Rows from a figure dataset

------------------------------

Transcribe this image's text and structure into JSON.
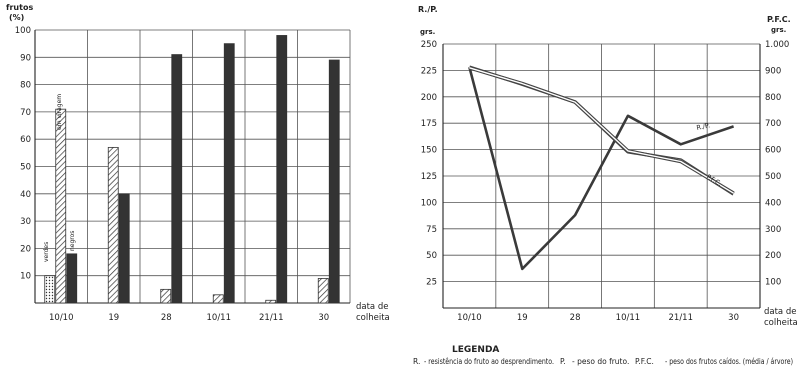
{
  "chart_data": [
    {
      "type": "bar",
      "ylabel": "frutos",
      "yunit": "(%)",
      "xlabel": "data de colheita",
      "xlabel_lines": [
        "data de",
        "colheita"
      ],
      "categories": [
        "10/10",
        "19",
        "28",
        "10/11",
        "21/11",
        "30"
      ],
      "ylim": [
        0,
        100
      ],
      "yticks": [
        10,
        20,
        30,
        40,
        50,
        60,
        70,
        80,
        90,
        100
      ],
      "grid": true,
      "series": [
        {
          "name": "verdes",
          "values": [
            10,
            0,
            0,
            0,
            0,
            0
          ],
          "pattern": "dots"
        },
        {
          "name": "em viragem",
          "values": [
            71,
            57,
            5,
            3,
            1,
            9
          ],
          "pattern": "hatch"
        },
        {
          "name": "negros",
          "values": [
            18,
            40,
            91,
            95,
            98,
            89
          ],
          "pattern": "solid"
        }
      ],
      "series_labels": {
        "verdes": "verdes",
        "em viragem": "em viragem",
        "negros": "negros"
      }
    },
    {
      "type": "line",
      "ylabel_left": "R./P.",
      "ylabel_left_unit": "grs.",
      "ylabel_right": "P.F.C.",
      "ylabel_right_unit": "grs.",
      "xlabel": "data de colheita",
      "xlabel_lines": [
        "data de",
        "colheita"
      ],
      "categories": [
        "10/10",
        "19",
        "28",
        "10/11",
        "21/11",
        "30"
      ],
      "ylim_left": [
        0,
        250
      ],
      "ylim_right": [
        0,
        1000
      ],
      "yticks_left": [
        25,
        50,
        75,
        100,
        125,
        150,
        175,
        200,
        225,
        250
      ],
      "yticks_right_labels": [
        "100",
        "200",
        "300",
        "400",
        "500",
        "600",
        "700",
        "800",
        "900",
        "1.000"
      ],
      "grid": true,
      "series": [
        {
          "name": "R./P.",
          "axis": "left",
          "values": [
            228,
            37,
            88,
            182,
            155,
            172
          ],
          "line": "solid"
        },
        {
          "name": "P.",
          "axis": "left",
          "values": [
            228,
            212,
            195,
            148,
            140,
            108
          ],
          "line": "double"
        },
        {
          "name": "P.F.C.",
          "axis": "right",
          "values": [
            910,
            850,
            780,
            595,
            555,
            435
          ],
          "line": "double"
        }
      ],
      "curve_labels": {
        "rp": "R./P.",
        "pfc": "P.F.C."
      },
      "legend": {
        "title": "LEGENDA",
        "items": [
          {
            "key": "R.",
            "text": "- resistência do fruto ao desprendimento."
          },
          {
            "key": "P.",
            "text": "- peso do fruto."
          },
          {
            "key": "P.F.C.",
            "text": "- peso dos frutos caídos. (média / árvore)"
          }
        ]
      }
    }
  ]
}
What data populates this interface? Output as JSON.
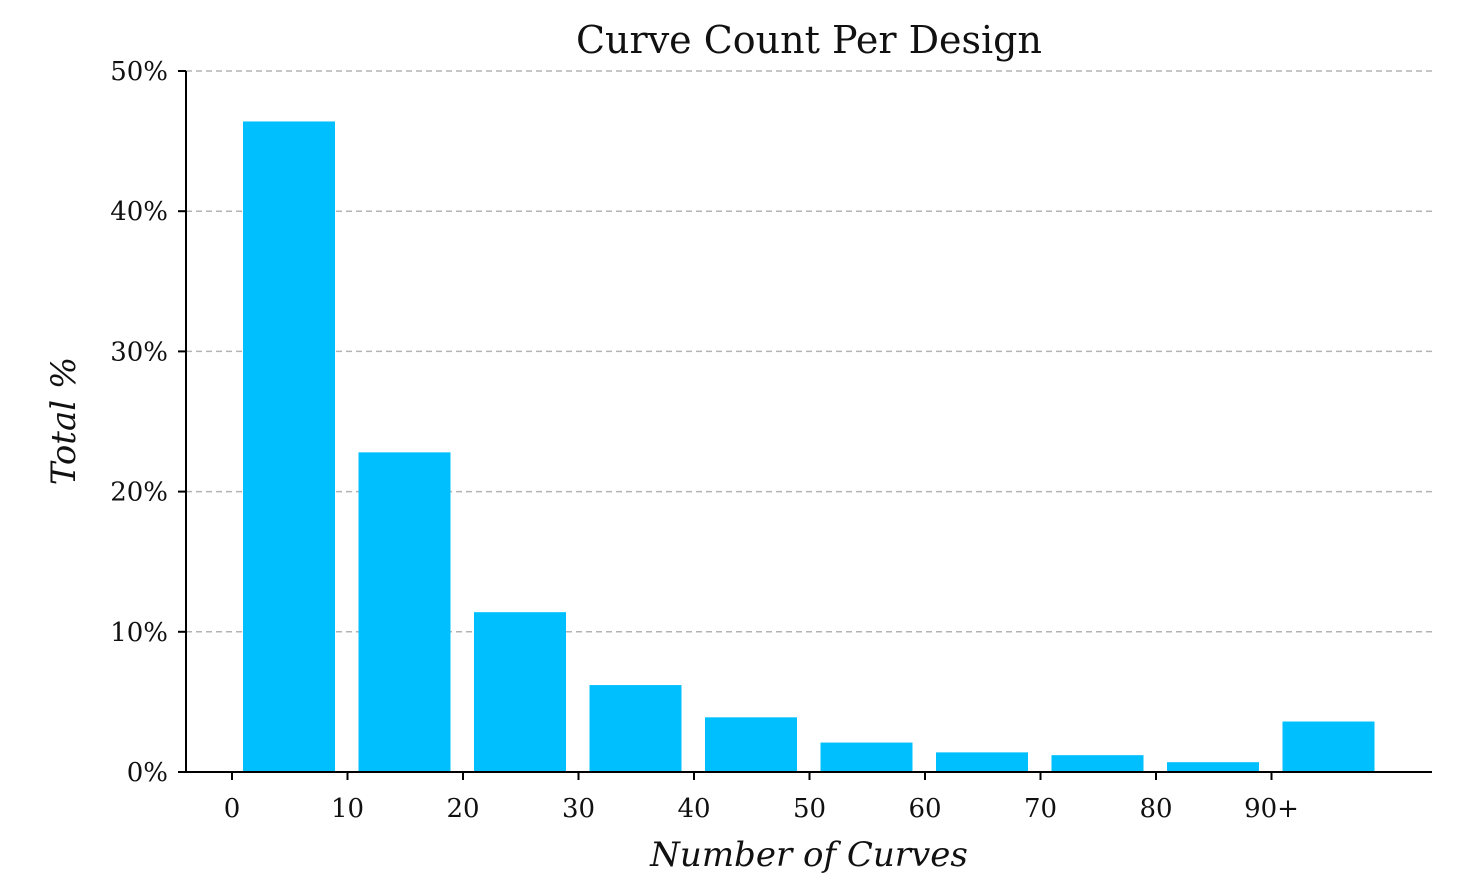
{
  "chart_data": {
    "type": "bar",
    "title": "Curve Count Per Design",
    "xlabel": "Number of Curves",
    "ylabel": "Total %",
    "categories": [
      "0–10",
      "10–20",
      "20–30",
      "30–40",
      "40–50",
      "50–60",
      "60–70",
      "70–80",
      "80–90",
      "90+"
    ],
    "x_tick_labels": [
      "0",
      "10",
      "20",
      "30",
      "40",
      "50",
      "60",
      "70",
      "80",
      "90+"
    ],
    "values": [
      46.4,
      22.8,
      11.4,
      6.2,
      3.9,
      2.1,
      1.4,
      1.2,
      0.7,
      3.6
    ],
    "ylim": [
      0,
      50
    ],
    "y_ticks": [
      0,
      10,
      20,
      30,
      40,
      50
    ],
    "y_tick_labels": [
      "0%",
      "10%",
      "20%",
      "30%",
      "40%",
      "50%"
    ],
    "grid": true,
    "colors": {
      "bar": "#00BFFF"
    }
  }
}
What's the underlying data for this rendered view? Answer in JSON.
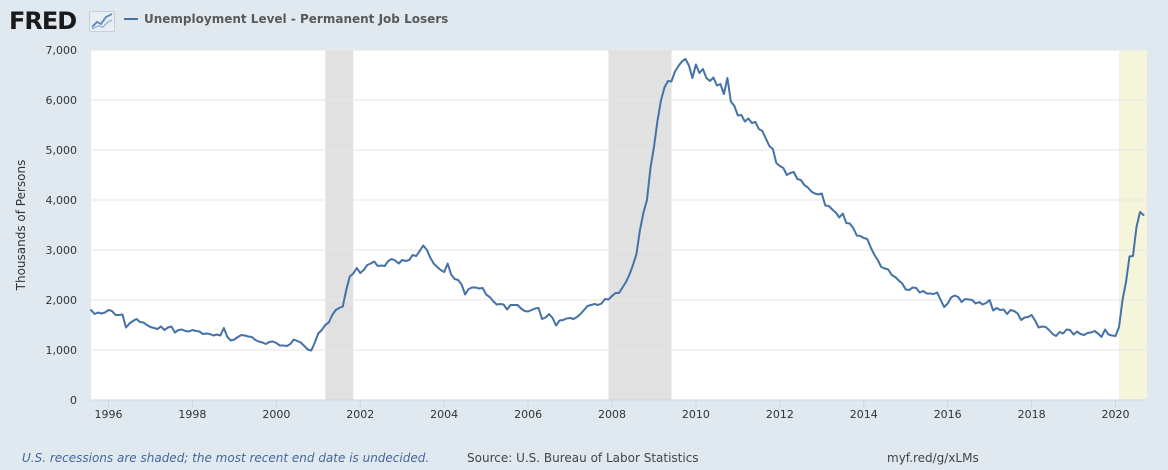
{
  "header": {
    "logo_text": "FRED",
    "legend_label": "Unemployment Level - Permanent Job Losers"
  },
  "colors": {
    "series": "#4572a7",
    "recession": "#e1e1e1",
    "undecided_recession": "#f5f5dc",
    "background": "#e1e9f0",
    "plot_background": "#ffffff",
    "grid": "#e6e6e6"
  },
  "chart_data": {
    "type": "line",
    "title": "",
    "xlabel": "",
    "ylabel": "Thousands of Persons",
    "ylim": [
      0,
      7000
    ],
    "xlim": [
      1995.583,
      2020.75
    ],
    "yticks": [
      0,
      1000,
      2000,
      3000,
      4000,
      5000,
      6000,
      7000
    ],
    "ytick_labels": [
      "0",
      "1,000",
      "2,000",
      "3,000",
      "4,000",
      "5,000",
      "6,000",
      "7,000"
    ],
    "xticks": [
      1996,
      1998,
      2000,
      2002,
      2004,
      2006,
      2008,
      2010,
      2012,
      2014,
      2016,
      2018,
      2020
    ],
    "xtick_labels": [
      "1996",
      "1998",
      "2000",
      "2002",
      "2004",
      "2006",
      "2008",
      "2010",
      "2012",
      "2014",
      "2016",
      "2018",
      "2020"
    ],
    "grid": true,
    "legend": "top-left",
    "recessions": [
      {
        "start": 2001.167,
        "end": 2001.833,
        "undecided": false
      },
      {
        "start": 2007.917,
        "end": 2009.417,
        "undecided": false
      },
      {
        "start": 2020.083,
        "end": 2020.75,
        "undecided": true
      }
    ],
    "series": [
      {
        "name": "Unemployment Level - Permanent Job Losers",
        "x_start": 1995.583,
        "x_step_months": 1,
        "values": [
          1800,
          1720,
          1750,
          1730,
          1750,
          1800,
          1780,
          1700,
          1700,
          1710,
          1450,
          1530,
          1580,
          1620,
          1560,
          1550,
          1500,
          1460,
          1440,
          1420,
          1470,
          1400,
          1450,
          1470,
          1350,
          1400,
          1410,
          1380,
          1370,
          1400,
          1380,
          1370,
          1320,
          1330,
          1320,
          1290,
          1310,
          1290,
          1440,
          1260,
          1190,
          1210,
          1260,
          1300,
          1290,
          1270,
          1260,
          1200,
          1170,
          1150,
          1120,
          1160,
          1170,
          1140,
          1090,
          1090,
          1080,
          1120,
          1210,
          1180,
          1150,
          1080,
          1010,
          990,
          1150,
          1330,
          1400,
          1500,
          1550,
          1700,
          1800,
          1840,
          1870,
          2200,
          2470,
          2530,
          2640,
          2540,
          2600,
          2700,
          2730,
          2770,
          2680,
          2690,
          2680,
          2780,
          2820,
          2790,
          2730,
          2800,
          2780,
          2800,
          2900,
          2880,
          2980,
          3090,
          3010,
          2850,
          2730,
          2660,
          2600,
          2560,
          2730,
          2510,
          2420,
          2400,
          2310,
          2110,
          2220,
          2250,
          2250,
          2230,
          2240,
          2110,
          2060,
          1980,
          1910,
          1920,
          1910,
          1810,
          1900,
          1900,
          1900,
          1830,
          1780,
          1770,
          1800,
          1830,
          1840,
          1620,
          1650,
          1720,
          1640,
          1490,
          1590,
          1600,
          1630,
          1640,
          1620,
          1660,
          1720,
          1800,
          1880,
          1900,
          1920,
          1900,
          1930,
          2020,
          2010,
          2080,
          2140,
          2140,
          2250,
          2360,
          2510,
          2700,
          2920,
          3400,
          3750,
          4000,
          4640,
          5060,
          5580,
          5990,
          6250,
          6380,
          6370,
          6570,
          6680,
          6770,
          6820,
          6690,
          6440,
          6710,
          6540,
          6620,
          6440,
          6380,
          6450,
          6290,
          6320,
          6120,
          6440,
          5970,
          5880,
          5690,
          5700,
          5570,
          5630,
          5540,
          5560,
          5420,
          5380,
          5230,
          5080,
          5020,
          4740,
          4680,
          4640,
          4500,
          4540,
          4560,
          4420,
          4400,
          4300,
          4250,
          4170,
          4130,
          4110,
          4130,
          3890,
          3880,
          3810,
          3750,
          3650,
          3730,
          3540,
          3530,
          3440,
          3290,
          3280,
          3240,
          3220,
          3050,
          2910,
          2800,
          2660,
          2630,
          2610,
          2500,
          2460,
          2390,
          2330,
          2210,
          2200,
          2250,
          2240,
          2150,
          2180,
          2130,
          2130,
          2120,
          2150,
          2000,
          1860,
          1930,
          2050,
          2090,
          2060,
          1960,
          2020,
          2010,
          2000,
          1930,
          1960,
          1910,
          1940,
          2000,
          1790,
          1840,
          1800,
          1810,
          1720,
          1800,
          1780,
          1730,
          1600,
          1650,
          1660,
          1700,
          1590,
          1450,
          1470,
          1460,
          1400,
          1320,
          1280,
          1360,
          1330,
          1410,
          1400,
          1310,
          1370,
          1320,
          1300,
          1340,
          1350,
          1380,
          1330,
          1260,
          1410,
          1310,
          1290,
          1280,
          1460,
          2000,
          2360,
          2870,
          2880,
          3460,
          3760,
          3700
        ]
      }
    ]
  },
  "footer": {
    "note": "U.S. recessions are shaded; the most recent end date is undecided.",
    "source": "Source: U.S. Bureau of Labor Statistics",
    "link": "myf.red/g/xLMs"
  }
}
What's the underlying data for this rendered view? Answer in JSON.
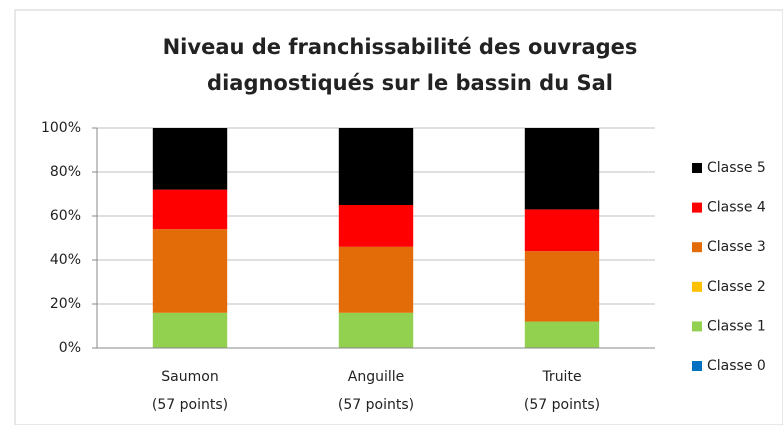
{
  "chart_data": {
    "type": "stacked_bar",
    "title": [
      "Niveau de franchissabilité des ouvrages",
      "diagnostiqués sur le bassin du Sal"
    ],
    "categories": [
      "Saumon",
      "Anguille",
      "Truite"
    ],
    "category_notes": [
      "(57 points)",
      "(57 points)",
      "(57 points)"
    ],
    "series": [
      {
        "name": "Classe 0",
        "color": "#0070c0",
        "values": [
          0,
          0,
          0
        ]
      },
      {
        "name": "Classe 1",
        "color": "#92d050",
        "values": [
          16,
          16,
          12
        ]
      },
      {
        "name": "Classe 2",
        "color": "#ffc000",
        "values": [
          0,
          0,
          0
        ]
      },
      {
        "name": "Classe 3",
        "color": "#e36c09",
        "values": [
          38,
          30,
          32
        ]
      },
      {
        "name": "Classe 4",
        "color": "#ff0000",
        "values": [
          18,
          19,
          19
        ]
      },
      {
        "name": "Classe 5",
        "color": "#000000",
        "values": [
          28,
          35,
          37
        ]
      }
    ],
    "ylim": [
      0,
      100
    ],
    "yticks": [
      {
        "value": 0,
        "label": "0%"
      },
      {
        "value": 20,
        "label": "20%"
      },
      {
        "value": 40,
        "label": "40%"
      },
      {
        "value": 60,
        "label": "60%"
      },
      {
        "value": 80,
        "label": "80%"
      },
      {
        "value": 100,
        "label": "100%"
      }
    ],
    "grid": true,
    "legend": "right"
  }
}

------------------------------

▸ **STATED EXERCISE**: Show each line holding the word "Level".

▸ **EXERCISE ANSWER**:
    "legend_label": "Unemployment Level - Permanent Job Losers"
        "name": "Unemployment Level - Permanent Job Losers",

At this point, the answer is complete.